(Collected data)
□ □ □ □
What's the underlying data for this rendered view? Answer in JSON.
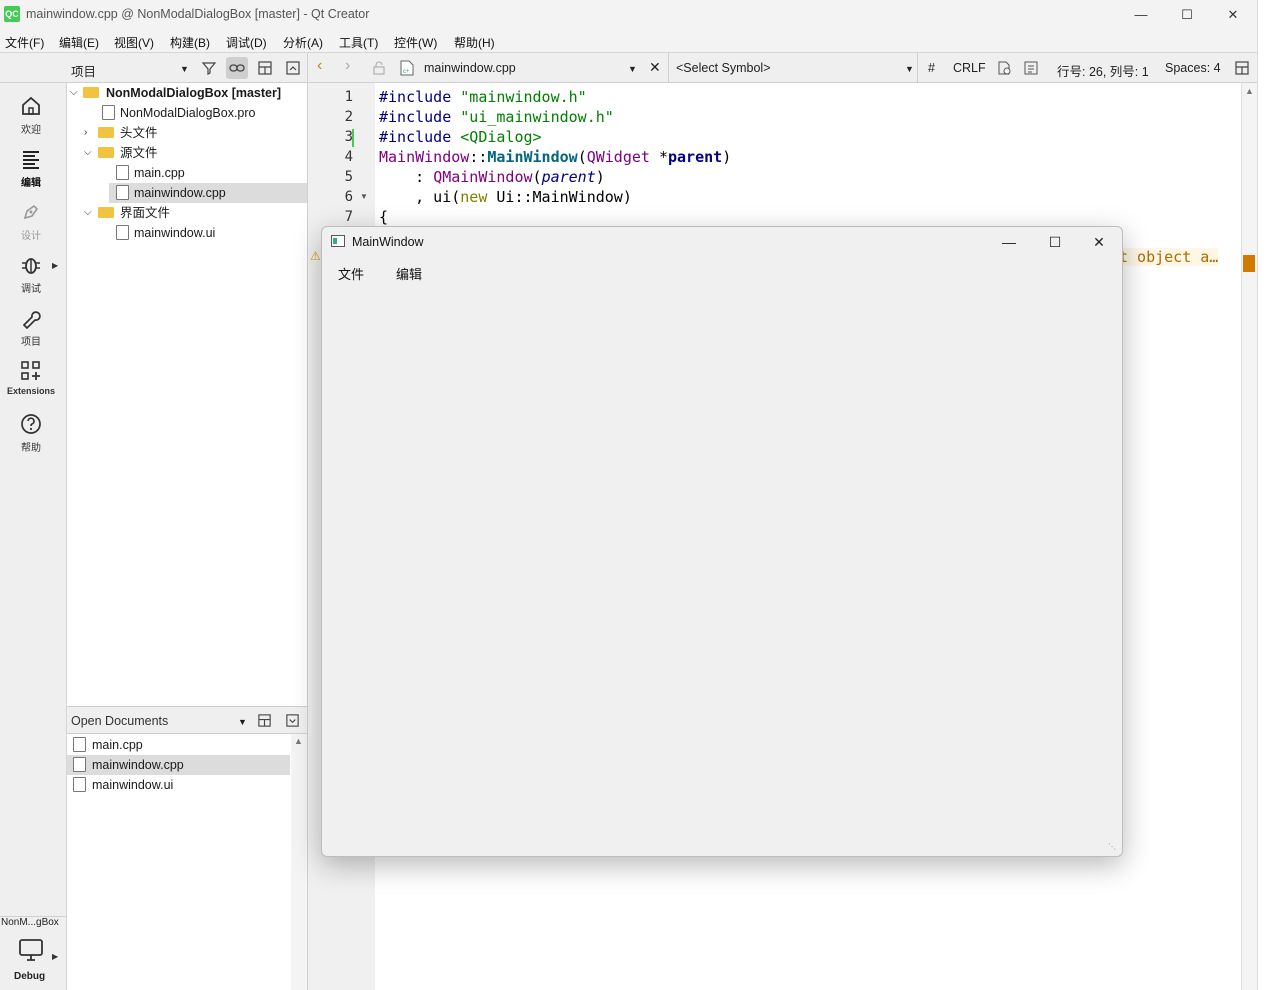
{
  "window": {
    "title": "mainwindow.cpp @ NonModalDialogBox [master] - Qt Creator",
    "app_badge": "QC"
  },
  "menu": [
    "文件(F)",
    "编辑(E)",
    "视图(V)",
    "构建(B)",
    "调试(D)",
    "分析(A)",
    "工具(T)",
    "控件(W)",
    "帮助(H)"
  ],
  "project_pane": {
    "selector": "项目",
    "tree": [
      {
        "label": "NonModalDialogBox [master]",
        "level": 0,
        "expanded": true,
        "bold": true
      },
      {
        "label": "NonModalDialogBox.pro",
        "level": 1
      },
      {
        "label": "头文件",
        "level": 1,
        "expanded": false
      },
      {
        "label": "源文件",
        "level": 1,
        "expanded": true
      },
      {
        "label": "main.cpp",
        "level": 2
      },
      {
        "label": "mainwindow.cpp",
        "level": 2,
        "selected": true
      },
      {
        "label": "界面文件",
        "level": 1,
        "expanded": true
      },
      {
        "label": "mainwindow.ui",
        "level": 2
      }
    ]
  },
  "open_documents": {
    "title": "Open Documents",
    "items": [
      {
        "label": "main.cpp"
      },
      {
        "label": "mainwindow.cpp",
        "selected": true
      },
      {
        "label": "mainwindow.ui"
      }
    ]
  },
  "modes": [
    {
      "label": "欢迎",
      "icon": "home-icon"
    },
    {
      "label": "编辑",
      "icon": "edit-icon",
      "active": true
    },
    {
      "label": "设计",
      "icon": "design-icon",
      "disabled": true
    },
    {
      "label": "调试",
      "icon": "debug-icon"
    },
    {
      "label": "项目",
      "icon": "wrench-icon"
    },
    {
      "label": "Extensions",
      "icon": "extensions-icon"
    },
    {
      "label": "帮助",
      "icon": "help-icon"
    }
  ],
  "kit_selector": {
    "project": "NonM...gBox",
    "config": "Debug"
  },
  "editor_toolbar": {
    "file": "mainwindow.cpp",
    "symbol": "<Select Symbol>",
    "hash": "#",
    "line_ending": "CRLF",
    "position": "行号: 26, 列号: 1",
    "indent": "Spaces: 4"
  },
  "editor": {
    "line_numbers": [
      "1",
      "2",
      "3",
      "4",
      "5",
      "6",
      "7"
    ],
    "code": {
      "l1_kw": "#include",
      "l1_str": "\"mainwindow.h\"",
      "l2_kw": "#include",
      "l2_str": "\"ui_mainwindow.h\"",
      "l3_kw": "#include",
      "l3_str": "<QDialog>",
      "l4_cls": "MainWindow",
      "l4_sep": "::",
      "l4_fn": "MainWindow",
      "l4_open": "(",
      "l4_type": "QWidget",
      "l4_star": " *",
      "l4_par": "parent",
      "l4_close": ")",
      "l5_pre": "    : ",
      "l5_type": "QMainWindow",
      "l5_open": "(",
      "l5_par": "parent",
      "l5_close": ")",
      "l6_pre": "    , ui(",
      "l6_kw": "new",
      "l6_mid": " Ui::MainWindow)",
      "l7": "{",
      "warning_tail": "t object a…"
    }
  },
  "dialog": {
    "title": "MainWindow",
    "menu": [
      "文件",
      "编辑"
    ]
  },
  "colors": {
    "accent_green": "#41cd52",
    "warning": "#d48a00",
    "selection": "#dcdcdc"
  }
}
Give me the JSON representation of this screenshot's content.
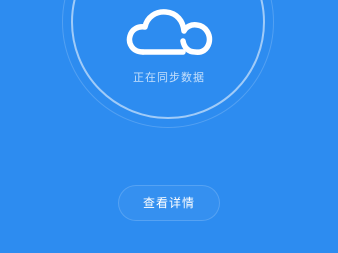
{
  "sync": {
    "status_text": "正在同步数据",
    "icon": "cloud-icon"
  },
  "actions": {
    "view_details_label": "查看详情"
  },
  "colors": {
    "background": "#2d8cf0",
    "ring": "#ffffff",
    "icon": "#ffffff"
  }
}
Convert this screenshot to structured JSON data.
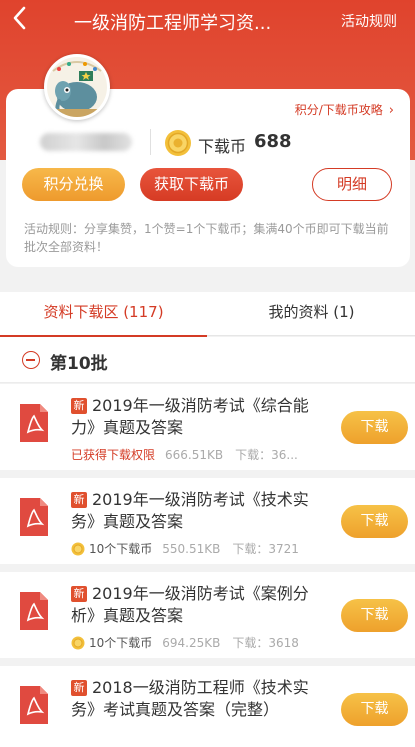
{
  "nav": {
    "back_icon": "chevron-left-icon",
    "title": "一级消防工程师学习资...",
    "right_action": "活动规则"
  },
  "profile": {
    "strategy_link": "积分/下载币攻略",
    "coin_label": "下载币",
    "coin_value": "688",
    "buttons": {
      "exchange": "积分兑换",
      "get_coins": "获取下载币",
      "detail": "明细"
    },
    "rules": "活动规则：分享集赞，1个赞=1个下载币；集满40个币即可下载当前批次全部资料！"
  },
  "tabs": [
    {
      "label": "资料下载区 (117)",
      "active": true
    },
    {
      "label": "我的资料 (1)",
      "active": false
    }
  ],
  "batch": {
    "title": "第10批"
  },
  "items": [
    {
      "tag": "新",
      "title": "2019年一级消防考试《综合能力》真题及答案",
      "status": "已获得下载权限",
      "cost": "",
      "size": "666.51KB",
      "downloads": "下载：36...",
      "button": "下载"
    },
    {
      "tag": "新",
      "title": "2019年一级消防考试《技术实务》真题及答案",
      "status": "",
      "cost": "10个下载币",
      "size": "550.51KB",
      "downloads": "下载：3721",
      "button": "下载"
    },
    {
      "tag": "新",
      "title": "2019年一级消防考试《案例分析》真题及答案",
      "status": "",
      "cost": "10个下载币",
      "size": "694.25KB",
      "downloads": "下载：3618",
      "button": "下载"
    },
    {
      "tag": "新",
      "title": "2018一级消防工程师《技术实务》考试真题及答案（完整）",
      "status": "",
      "cost": "",
      "size": "",
      "downloads": "",
      "button": "下载"
    }
  ],
  "colors": {
    "brand_red": "#d43b25",
    "header_red": "#e0432d",
    "gold": "#eea12c"
  }
}
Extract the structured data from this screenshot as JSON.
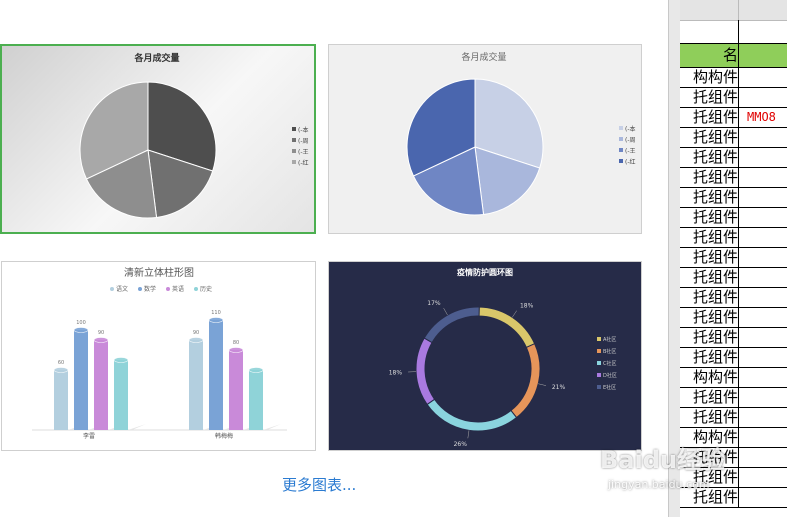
{
  "gallery": {
    "more_link": "更多图表...",
    "charts": [
      {
        "title": "各月成交量",
        "style": "grayscale-pie",
        "legend": [
          "(-本",
          "(-周",
          "(-王",
          "(-红"
        ],
        "chart_data": {
          "type": "pie",
          "values": [
            30,
            18,
            20,
            32
          ],
          "colors": [
            "#4e4e4e",
            "#707070",
            "#8e8e8e",
            "#a8a8a8"
          ]
        }
      },
      {
        "title": "各月成交量",
        "style": "blue-pie",
        "legend": [
          "(-本",
          "(-周",
          "(-王",
          "(-红"
        ],
        "chart_data": {
          "type": "pie",
          "values": [
            30,
            18,
            20,
            32
          ],
          "colors": [
            "#c7d0e6",
            "#a9b7dc",
            "#6f86c4",
            "#4a66ae"
          ]
        }
      },
      {
        "title": "清新立体柱形图",
        "style": "3d-bar",
        "legend": [
          "语文",
          "数学",
          "英语",
          "历史"
        ],
        "chart_data": {
          "type": "bar",
          "categories": [
            "李雷",
            "韩梅梅"
          ],
          "series": [
            {
              "name": "语文",
              "values": [
                60,
                90
              ],
              "color": "#b3cfdf"
            },
            {
              "name": "数学",
              "values": [
                100,
                110
              ],
              "color": "#7aa3d6"
            },
            {
              "name": "英语",
              "values": [
                90,
                80
              ],
              "color": "#c98ad9"
            },
            {
              "name": "历史",
              "values": [
                70,
                60
              ],
              "color": "#8fd3d8"
            }
          ],
          "value_labels": [
            [
              "60",
              "100",
              "90",
              ""
            ],
            [
              "90",
              "110",
              "80",
              ""
            ]
          ]
        }
      },
      {
        "title": "疫情防护圆环图",
        "style": "donut",
        "legend": [
          "A社区",
          "B社区",
          "C社区",
          "D社区",
          "E社区"
        ],
        "chart_data": {
          "type": "pie",
          "values": [
            18,
            21,
            26,
            18,
            17
          ],
          "labels": [
            "18%",
            "21%",
            "26%",
            "18%",
            "17%"
          ],
          "colors": [
            "#d9c76a",
            "#e6955a",
            "#8ad4de",
            "#a97ae0",
            "#4d5d8f"
          ]
        }
      }
    ]
  },
  "spreadsheet": {
    "header_fragment": "名",
    "rows": [
      {
        "a": "构构件",
        "b": ""
      },
      {
        "a": "托组件",
        "b": ""
      },
      {
        "a": "托组件",
        "b": "MMO8"
      },
      {
        "a": "托组件",
        "b": ""
      },
      {
        "a": "托组件",
        "b": ""
      },
      {
        "a": "托组件",
        "b": ""
      },
      {
        "a": "托组件",
        "b": ""
      },
      {
        "a": "托组件",
        "b": ""
      },
      {
        "a": "托组件",
        "b": ""
      },
      {
        "a": "托组件",
        "b": ""
      },
      {
        "a": "托组件",
        "b": ""
      },
      {
        "a": "托组件",
        "b": ""
      },
      {
        "a": "托组件",
        "b": ""
      },
      {
        "a": "托组件",
        "b": ""
      },
      {
        "a": "托组件",
        "b": ""
      },
      {
        "a": "构构件",
        "b": ""
      },
      {
        "a": "托组件",
        "b": ""
      },
      {
        "a": "托组件",
        "b": ""
      },
      {
        "a": "构构件",
        "b": ""
      },
      {
        "a": "托组件",
        "b": ""
      },
      {
        "a": "托组件",
        "b": ""
      },
      {
        "a": "托组件",
        "b": ""
      }
    ]
  },
  "watermark": {
    "logo": "Baidu经验",
    "url": "jingyan.baidu.com"
  }
}
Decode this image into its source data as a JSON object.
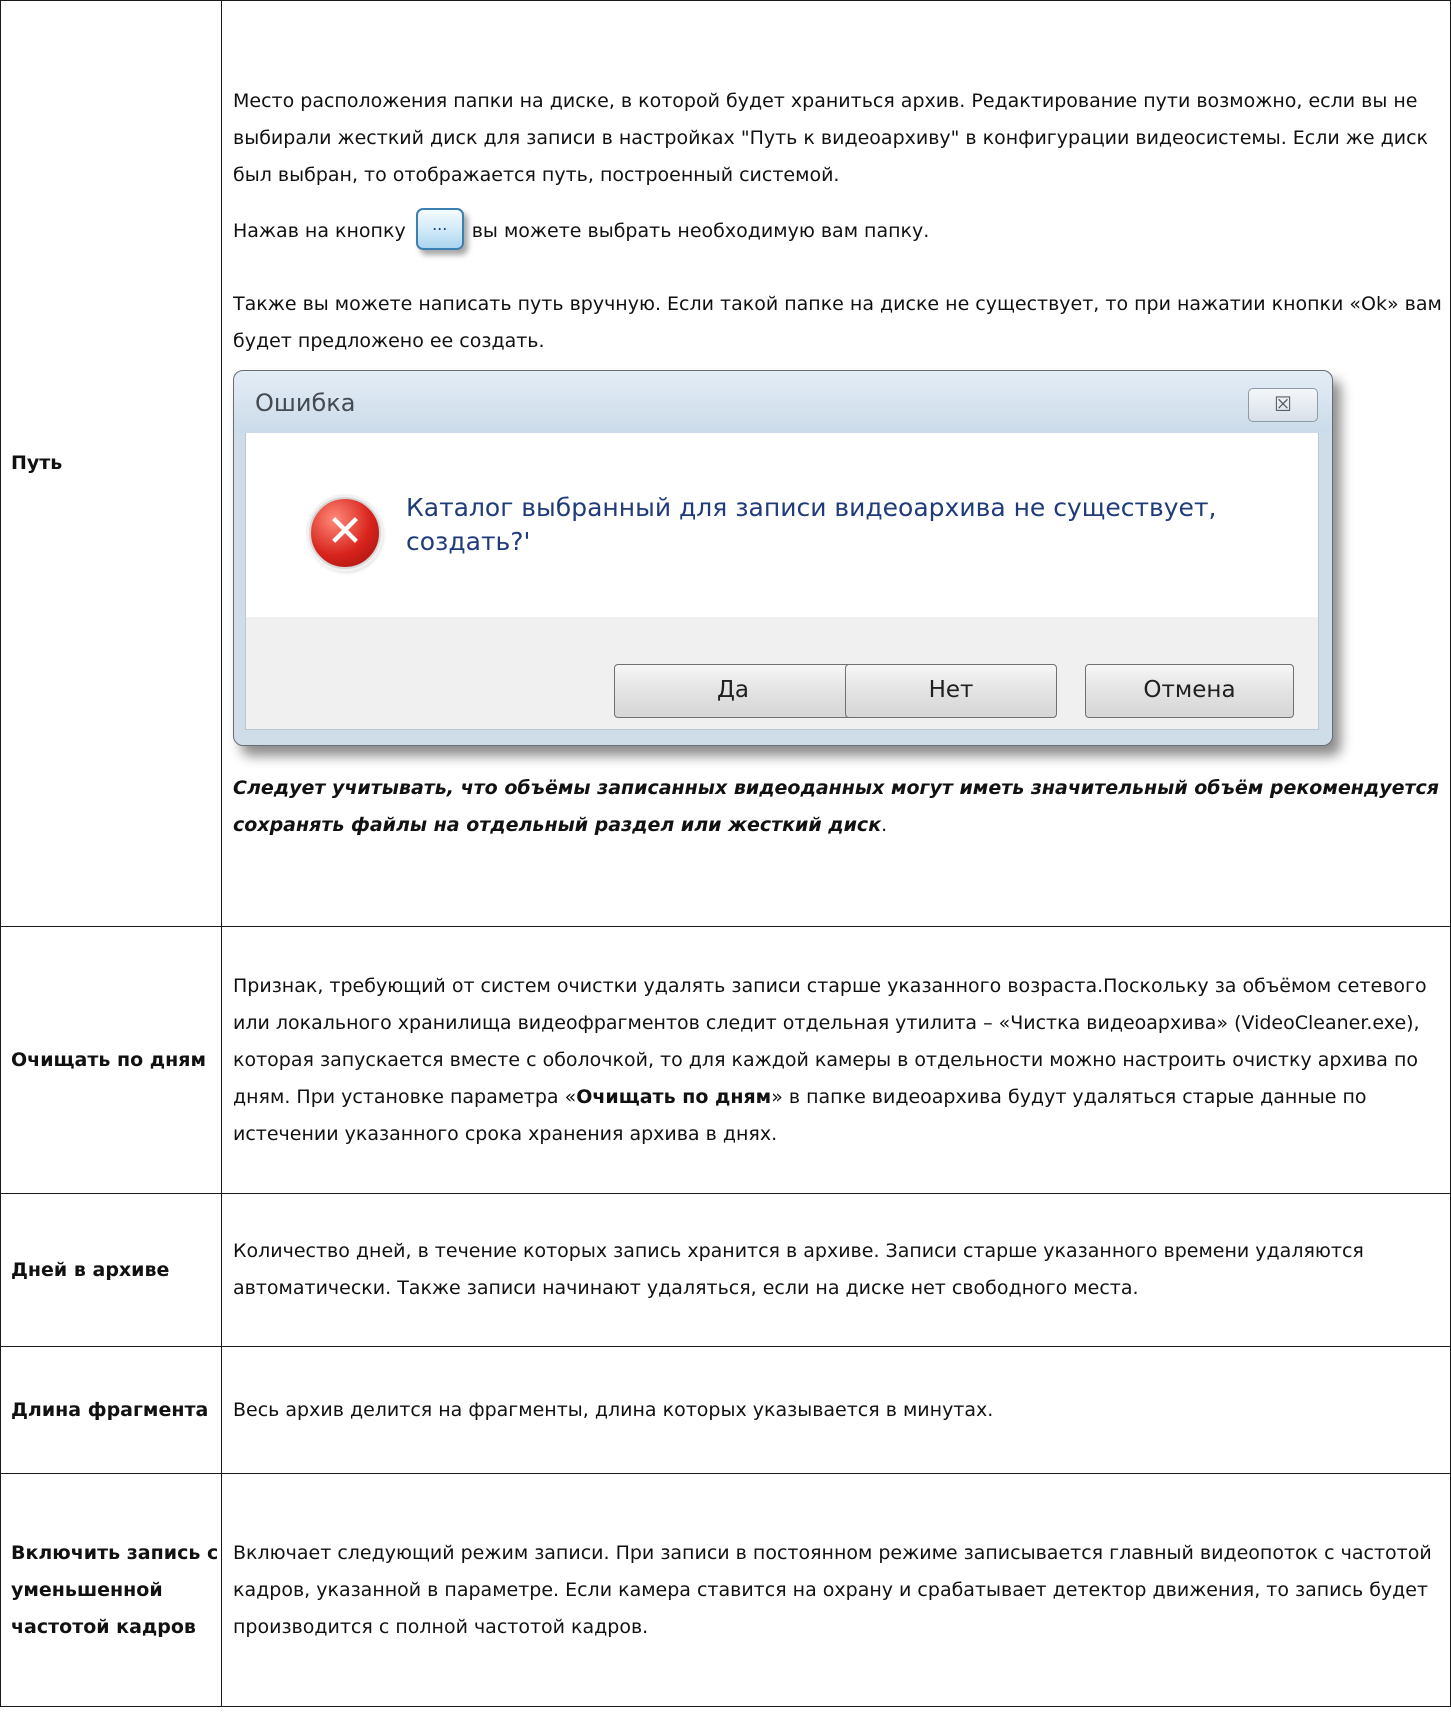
□ □ □ □
Given task: Check each line of the records for the string "master" and state how many lines contain it. Give only the number.

Reply to the exercise: 2